# PAGE EXTRACT
Women in the Guilded Age
1. This cartoon depicts the societal dangers of allowing women to vote, displaying a man holding a baby, two women smoking cigars, and a sign claiming that suffragettes are "man tamers".
2. The intended audience is males in American society, as an attempt to emphasis the societal discord that would ensue with allowing women to vote.
3. The point of view here is misogynistic and vehemently against the women's rights movement; the author might have this view due to, historically, the systematic oppression and disenfranchisement of women in Western civilization.
4. This document can be linked to second and third wave feminism in the late twentieth century, the treatment of women in virtually any European country, the legal struggle for African American voting rights, and the social struggle to ensure African American voting rights during the Civil Rights Movement.
5. This document brings to mind the Seneca Falls Convention and the works of the Women's Christian Temperance Union to gain suffrage.
Immigrants in the Gilded Age
(Full speech: http://pds.lib.harvard.edu/pds/view/4579679?n=3&printThumbnails=no)
1. The speaker is raising the issue of whether or not the Geary Law, which extended the Chinese Exclusion Act, was fairly discussed and debated so as to allow for complete acknowledgment of morality and labor.
2. The intended audience is the House of Representatives and sympathizers of the Chinese.
3. The document establishes an understanding point of view of the Chinese, which possibly stems from a strong moral compass and a doubt in the ethnics of denying the Chinese the right to receive bail in habeas corpus proceedings, the right to bear witness, and forcing them to carry a resident permit (without which there would be a year of deportation or forced labor).
4. This can be linked to American and European Imperialism, the Civil Rights Movement, and the 13th through 15th Ammendments.
5. This document brings to mind the forced labor of the Chinese in building the Transcontinental Railroad.
African Americans in the Gilded Age
1. This demonstrates the gradual progression of African Americans in society, especially the advancements made in higher education.

# WORK TO BE COMPLETED
From the Gilded Age notes, repeat word for word the passage that begins at the words "5. This document brings to mind the forced" and stops after "in higher education.". The material after this text comes from a separate source.

# INFORMATION
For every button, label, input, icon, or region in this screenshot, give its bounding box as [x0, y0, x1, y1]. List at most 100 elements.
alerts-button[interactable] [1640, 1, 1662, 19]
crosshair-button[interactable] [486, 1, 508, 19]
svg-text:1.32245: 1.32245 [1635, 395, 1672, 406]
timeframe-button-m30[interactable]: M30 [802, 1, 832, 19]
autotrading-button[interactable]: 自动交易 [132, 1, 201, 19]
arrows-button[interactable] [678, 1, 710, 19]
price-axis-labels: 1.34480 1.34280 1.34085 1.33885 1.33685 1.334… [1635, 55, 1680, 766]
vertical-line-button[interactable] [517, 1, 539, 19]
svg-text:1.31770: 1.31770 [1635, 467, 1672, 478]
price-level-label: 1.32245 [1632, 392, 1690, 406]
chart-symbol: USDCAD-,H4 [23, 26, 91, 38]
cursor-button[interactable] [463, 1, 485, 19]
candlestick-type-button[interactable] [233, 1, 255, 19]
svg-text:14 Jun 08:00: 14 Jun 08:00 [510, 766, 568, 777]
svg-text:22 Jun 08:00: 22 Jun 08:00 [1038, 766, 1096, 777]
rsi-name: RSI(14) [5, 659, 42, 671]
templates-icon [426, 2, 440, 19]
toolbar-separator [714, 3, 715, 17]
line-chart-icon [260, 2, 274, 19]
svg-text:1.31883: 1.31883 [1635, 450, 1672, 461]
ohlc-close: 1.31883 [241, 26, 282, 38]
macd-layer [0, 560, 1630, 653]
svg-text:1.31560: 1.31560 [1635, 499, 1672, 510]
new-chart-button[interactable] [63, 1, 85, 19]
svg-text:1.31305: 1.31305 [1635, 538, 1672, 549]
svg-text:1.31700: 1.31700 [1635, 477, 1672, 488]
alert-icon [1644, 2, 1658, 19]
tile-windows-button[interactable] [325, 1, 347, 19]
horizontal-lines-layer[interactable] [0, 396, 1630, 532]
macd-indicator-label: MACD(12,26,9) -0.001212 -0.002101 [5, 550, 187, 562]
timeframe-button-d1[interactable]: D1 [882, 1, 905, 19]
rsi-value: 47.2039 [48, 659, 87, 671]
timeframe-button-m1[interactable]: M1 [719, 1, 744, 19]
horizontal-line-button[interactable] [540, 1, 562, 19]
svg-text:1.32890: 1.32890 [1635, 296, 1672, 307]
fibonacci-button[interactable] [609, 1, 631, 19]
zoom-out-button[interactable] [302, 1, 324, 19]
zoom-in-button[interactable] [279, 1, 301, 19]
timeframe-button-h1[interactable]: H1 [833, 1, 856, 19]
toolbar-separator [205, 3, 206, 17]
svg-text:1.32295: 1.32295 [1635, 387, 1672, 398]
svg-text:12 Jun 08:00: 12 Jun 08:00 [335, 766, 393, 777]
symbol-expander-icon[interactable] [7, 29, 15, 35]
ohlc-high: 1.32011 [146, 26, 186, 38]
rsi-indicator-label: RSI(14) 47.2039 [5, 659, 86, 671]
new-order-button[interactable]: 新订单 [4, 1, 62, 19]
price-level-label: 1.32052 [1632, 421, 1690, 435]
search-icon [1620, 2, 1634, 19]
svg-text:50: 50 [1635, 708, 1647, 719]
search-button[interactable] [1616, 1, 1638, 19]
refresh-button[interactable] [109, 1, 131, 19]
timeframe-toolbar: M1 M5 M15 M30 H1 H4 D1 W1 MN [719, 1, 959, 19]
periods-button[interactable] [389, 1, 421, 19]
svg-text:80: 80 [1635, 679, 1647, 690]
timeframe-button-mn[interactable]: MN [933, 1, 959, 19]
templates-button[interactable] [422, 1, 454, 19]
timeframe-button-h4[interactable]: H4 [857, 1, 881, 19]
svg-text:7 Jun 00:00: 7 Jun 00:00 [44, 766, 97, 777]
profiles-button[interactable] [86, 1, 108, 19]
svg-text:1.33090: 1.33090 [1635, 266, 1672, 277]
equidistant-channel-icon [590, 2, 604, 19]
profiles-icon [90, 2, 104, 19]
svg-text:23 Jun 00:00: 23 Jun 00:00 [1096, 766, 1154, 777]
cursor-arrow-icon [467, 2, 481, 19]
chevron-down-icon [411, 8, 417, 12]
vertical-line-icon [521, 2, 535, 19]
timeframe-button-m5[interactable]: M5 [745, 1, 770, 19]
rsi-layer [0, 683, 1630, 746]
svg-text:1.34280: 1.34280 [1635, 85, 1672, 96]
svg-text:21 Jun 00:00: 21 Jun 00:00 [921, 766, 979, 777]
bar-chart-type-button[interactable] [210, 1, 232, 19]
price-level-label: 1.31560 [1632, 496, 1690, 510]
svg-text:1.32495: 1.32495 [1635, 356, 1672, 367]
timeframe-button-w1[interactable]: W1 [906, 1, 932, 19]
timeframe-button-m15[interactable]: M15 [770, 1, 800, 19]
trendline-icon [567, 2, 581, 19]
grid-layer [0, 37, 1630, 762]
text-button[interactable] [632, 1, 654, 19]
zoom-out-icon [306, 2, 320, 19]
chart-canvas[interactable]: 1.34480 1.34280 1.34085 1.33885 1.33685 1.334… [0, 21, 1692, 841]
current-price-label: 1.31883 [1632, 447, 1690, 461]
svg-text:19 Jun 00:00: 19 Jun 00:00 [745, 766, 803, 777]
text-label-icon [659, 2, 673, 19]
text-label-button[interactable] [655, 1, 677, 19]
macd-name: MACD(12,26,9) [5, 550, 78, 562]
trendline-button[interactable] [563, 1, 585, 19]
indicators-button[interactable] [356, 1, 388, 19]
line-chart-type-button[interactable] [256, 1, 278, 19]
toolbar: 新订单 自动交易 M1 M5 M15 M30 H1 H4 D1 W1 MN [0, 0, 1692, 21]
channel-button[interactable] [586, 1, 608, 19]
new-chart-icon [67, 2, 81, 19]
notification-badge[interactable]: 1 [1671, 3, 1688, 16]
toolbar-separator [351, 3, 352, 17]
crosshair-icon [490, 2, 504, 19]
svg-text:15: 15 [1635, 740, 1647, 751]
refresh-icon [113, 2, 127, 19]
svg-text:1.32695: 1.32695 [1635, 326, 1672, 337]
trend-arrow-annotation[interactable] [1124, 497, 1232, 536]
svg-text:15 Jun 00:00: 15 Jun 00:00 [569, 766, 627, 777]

# SOLUTION TO THE PROBLEM
5. This document brings to mind the forced labor of the Chinese in building the Transcontinental Railroad.
African Americans in the Gilded Age
1. This demonstrates the gradual progression of African Americans in society, especially the advancements made in higher education.